#### [WHAT IS ASKED]
Gather up the lines with the word "this" in them.

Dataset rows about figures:

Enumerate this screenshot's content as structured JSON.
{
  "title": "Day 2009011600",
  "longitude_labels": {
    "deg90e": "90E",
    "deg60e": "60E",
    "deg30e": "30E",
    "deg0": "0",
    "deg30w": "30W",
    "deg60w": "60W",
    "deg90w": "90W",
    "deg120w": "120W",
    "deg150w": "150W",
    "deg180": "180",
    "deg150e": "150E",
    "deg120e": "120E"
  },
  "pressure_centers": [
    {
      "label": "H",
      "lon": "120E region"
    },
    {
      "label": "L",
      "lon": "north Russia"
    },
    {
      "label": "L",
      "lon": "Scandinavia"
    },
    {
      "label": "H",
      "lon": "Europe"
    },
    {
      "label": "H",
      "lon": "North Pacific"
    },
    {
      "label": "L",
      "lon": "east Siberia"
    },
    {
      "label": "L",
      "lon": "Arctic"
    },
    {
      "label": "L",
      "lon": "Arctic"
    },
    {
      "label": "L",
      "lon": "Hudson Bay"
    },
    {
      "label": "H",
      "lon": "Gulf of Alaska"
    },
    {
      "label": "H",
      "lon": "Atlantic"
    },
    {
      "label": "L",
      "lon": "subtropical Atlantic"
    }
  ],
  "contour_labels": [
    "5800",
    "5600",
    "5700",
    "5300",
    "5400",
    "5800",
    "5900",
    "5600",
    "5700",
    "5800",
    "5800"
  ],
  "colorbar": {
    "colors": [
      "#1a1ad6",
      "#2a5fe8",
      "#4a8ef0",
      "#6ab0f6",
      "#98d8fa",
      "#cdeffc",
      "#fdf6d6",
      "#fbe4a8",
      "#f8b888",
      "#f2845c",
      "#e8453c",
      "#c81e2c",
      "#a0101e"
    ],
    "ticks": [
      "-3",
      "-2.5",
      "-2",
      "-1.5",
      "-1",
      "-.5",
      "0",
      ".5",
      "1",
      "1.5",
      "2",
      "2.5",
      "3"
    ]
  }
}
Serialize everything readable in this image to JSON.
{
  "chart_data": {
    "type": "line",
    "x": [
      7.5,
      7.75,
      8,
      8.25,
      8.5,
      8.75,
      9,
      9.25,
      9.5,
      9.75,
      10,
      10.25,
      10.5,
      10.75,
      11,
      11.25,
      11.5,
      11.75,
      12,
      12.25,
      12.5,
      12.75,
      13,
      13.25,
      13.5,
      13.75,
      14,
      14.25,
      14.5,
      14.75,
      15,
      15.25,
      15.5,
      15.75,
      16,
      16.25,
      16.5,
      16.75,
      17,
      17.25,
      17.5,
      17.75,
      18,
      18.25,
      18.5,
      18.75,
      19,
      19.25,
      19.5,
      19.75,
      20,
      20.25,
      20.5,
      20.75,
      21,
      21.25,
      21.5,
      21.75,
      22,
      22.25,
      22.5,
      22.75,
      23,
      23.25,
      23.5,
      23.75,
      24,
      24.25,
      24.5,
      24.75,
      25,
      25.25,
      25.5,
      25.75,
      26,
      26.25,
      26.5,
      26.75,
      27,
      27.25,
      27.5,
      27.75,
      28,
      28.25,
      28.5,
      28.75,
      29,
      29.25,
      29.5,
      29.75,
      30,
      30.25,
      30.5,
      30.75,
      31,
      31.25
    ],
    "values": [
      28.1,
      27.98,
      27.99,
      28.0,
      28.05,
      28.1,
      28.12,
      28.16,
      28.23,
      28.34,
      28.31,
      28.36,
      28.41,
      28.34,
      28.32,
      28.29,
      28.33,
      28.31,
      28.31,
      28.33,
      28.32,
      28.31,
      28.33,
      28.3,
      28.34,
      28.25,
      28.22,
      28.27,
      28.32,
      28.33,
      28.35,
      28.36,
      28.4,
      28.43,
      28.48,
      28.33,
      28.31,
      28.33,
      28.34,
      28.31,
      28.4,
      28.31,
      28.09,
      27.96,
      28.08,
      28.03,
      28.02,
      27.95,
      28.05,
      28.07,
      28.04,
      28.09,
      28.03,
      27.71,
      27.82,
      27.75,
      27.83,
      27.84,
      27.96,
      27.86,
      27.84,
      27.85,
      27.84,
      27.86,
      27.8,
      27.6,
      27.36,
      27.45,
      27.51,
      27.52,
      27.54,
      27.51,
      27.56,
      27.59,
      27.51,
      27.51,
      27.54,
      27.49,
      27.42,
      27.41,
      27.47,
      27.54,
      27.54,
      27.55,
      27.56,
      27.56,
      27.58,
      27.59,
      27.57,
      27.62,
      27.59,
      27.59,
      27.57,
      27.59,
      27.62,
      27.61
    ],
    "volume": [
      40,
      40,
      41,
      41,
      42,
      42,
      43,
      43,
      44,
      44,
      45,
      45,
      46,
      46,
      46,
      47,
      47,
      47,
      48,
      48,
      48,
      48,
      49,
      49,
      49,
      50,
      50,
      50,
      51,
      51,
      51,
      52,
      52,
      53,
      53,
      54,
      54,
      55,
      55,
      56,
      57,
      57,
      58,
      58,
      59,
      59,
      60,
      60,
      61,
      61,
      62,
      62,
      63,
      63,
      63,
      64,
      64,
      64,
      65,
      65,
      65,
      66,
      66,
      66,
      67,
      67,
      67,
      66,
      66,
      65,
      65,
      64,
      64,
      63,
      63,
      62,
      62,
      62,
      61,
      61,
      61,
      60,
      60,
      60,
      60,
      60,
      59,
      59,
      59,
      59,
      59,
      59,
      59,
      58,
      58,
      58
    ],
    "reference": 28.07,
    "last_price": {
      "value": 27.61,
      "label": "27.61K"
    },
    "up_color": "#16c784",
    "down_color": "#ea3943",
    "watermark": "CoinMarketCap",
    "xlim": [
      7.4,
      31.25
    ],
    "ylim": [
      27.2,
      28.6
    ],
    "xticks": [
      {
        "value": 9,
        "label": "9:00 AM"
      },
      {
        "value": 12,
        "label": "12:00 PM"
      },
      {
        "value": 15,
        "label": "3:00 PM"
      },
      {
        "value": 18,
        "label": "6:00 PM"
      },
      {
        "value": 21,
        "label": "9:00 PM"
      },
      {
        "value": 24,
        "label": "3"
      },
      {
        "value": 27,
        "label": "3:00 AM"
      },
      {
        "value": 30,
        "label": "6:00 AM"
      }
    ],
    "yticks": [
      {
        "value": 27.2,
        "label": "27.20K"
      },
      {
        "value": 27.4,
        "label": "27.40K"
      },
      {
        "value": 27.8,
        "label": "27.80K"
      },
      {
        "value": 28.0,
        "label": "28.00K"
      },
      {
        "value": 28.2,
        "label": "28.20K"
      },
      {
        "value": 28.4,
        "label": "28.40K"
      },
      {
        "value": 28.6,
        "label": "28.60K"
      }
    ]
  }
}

#### [SOLUTION BELOW]
Enumerate this screenshot's content as structured JSON.
Serialize everything readable in this image to JSON.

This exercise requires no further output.